* [Required work]: How many lines of the material below contain the string "xlabel"? Answer with the number and nothing else.

* [Supplied records]:
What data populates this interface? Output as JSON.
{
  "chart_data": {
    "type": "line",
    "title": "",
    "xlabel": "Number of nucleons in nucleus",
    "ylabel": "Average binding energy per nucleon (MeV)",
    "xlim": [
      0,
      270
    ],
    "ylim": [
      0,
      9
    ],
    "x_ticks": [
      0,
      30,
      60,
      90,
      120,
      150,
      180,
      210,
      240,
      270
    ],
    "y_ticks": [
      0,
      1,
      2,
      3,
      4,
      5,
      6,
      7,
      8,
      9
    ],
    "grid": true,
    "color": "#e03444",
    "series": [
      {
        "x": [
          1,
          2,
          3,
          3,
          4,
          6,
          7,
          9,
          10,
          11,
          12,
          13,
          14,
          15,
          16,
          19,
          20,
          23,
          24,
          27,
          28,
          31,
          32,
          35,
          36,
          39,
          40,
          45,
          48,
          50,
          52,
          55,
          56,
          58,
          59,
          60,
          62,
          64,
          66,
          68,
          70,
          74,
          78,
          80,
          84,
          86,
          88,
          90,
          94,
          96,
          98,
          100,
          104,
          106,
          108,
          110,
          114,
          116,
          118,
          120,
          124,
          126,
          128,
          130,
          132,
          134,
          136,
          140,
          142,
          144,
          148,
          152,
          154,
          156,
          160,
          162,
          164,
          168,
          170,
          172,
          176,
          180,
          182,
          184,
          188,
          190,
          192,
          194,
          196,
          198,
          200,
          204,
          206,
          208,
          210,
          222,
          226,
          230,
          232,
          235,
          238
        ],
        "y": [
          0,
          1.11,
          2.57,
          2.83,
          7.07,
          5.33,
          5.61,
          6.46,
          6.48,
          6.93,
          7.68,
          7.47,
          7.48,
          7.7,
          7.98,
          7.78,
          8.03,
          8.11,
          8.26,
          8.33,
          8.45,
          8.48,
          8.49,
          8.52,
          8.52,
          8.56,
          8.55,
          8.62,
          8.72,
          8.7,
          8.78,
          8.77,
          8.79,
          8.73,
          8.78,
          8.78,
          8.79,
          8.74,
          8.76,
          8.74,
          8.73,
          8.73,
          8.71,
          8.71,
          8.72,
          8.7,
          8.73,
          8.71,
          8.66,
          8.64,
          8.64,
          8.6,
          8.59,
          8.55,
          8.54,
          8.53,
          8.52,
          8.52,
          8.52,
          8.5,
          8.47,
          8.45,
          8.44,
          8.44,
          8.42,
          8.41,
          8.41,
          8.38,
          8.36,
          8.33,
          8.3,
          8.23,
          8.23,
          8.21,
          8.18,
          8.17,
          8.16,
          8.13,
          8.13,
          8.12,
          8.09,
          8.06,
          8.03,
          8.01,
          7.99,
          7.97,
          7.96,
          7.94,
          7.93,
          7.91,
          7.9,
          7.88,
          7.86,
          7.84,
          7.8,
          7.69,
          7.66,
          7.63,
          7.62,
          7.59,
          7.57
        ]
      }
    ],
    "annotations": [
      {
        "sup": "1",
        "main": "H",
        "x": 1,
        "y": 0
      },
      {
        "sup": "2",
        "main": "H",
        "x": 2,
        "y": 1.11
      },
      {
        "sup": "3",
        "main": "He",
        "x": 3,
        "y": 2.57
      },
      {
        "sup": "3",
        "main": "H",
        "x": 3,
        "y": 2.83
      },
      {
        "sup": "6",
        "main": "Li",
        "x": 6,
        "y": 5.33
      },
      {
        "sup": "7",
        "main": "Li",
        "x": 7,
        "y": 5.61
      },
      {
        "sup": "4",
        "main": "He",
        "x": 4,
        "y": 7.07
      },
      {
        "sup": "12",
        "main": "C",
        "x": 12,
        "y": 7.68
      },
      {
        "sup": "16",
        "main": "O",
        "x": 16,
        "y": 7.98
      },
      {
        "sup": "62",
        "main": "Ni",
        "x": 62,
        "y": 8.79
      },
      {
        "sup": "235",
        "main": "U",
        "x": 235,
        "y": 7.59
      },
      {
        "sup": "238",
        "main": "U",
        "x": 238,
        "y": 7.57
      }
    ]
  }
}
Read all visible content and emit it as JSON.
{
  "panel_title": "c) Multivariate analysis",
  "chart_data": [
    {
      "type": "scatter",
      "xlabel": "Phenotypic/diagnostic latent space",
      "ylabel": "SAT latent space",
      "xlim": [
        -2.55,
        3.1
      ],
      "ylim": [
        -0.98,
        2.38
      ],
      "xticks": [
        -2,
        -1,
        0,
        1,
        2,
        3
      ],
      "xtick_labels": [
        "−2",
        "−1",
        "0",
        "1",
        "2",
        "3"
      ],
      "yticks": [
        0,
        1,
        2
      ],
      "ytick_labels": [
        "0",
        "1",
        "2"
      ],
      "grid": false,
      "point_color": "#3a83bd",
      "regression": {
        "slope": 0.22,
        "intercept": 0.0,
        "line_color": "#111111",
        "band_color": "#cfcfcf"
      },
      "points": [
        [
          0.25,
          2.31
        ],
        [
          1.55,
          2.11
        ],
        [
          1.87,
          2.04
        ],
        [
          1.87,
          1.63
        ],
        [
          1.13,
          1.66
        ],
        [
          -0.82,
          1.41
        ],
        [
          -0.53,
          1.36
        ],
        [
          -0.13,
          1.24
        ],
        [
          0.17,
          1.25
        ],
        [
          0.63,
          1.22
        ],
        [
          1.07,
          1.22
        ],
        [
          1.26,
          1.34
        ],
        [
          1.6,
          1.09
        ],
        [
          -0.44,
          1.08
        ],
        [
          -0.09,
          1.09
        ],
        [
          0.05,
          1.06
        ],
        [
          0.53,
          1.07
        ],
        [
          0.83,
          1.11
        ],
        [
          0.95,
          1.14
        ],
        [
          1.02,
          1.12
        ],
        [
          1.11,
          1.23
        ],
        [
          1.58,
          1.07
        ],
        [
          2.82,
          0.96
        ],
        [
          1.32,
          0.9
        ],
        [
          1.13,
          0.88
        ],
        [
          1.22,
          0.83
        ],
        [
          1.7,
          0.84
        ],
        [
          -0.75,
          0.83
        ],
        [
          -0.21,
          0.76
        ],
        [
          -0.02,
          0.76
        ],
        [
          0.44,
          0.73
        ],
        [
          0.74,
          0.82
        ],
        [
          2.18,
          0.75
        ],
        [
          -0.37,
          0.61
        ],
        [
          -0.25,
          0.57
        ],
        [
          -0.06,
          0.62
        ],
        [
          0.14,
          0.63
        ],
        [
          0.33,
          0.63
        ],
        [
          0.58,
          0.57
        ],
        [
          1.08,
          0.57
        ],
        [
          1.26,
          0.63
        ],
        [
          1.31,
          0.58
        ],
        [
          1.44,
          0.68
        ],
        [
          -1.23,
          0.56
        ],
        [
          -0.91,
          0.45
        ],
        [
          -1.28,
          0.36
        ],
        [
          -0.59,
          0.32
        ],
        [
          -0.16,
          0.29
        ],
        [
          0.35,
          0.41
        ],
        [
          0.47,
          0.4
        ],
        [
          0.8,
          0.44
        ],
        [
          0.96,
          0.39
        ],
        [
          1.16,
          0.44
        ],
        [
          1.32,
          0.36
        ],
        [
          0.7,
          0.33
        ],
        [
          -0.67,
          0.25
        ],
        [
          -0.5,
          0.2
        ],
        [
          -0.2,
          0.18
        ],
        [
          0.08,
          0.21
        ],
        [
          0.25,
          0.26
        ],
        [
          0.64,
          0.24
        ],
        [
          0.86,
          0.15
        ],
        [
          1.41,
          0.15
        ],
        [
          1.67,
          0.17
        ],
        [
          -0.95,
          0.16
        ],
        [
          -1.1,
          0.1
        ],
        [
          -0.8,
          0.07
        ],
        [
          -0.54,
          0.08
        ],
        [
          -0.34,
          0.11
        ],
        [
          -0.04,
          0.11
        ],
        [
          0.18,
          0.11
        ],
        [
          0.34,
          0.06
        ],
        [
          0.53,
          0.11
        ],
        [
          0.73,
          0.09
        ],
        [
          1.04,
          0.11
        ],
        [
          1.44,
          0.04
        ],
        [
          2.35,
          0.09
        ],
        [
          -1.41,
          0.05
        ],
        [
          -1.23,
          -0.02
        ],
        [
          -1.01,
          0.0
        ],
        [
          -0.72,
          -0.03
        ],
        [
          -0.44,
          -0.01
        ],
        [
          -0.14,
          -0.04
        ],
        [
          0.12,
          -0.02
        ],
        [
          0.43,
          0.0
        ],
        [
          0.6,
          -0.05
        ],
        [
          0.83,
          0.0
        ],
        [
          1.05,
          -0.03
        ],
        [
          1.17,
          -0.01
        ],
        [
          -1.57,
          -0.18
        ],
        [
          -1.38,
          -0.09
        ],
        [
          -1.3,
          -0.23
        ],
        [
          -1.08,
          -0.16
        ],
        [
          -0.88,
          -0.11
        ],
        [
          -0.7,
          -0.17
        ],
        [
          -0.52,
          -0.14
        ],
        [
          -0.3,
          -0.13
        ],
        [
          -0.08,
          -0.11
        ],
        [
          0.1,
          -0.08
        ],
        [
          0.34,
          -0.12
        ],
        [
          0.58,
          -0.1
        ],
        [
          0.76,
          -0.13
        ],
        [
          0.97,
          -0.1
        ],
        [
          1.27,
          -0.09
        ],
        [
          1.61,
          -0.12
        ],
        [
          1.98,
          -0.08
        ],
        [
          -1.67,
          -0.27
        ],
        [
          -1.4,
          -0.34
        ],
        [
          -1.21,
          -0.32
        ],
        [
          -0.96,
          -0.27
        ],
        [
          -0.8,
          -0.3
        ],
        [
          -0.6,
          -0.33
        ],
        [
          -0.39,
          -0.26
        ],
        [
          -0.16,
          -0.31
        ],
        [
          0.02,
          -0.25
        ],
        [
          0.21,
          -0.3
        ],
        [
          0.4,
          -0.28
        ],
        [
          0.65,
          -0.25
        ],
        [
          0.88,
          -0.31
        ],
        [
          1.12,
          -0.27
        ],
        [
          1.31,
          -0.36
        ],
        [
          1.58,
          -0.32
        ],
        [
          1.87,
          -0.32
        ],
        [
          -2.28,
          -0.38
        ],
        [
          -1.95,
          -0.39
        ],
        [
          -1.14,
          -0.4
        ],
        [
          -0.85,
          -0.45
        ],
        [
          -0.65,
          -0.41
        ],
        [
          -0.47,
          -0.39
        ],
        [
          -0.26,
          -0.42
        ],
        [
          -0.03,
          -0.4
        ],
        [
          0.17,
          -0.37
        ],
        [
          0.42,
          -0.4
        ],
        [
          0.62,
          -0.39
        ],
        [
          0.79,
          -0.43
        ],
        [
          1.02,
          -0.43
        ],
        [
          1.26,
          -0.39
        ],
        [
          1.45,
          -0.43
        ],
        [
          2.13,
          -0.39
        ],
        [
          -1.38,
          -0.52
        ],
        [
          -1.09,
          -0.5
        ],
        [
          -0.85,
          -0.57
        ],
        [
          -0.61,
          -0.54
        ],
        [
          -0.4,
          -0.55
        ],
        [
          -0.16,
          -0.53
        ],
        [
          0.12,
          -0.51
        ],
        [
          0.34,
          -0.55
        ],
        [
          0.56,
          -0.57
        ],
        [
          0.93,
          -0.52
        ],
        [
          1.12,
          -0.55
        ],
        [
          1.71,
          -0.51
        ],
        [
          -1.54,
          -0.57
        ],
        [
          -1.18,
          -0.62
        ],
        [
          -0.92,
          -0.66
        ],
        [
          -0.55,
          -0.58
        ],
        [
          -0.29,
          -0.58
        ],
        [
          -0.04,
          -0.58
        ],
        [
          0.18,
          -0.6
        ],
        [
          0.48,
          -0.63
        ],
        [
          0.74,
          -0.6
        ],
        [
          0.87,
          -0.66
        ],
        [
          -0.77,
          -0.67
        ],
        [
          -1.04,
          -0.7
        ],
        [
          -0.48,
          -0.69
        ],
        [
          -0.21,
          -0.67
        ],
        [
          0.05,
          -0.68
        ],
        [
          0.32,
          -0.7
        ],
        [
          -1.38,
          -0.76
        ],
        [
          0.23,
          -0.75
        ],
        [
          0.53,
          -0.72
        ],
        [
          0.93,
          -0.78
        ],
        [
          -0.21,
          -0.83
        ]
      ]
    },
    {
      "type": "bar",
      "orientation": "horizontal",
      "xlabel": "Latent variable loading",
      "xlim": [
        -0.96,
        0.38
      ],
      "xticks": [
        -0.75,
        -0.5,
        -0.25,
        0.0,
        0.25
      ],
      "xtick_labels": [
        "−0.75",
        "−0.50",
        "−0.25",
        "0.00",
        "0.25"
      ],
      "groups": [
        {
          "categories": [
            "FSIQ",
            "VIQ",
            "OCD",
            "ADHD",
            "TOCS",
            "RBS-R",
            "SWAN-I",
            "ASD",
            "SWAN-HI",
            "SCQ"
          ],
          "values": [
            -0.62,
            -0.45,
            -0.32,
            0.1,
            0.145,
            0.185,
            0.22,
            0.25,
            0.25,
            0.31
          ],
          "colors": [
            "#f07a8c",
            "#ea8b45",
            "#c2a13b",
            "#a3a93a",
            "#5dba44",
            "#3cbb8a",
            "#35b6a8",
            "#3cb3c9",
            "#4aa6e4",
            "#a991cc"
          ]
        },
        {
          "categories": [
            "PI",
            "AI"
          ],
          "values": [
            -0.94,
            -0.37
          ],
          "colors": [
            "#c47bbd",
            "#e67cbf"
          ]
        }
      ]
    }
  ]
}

* [Answer below]: 3